■ **Do this**
Each line of the listing that contains the word "name" is to be copied.

Stored entries
((

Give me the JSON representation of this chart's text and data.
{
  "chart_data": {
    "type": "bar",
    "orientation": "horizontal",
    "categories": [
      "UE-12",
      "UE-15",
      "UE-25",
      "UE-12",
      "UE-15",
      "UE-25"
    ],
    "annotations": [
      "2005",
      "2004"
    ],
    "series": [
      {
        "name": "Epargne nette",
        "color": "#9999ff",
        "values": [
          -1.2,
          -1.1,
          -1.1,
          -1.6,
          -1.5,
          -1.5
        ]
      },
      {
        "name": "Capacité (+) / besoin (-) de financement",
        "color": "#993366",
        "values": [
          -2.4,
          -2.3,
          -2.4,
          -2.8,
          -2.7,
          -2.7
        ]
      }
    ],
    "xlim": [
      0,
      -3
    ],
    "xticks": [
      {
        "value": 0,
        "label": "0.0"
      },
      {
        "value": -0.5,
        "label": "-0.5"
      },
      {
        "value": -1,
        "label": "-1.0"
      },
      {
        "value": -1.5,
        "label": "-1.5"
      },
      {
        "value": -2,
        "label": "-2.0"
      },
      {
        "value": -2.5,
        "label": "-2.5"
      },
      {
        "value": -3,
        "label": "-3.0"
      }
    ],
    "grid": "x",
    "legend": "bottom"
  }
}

))

■ **Answer to the task**
        "name": "Epargne nette",
        "name": "Capacité (+) / besoin (-) de financement",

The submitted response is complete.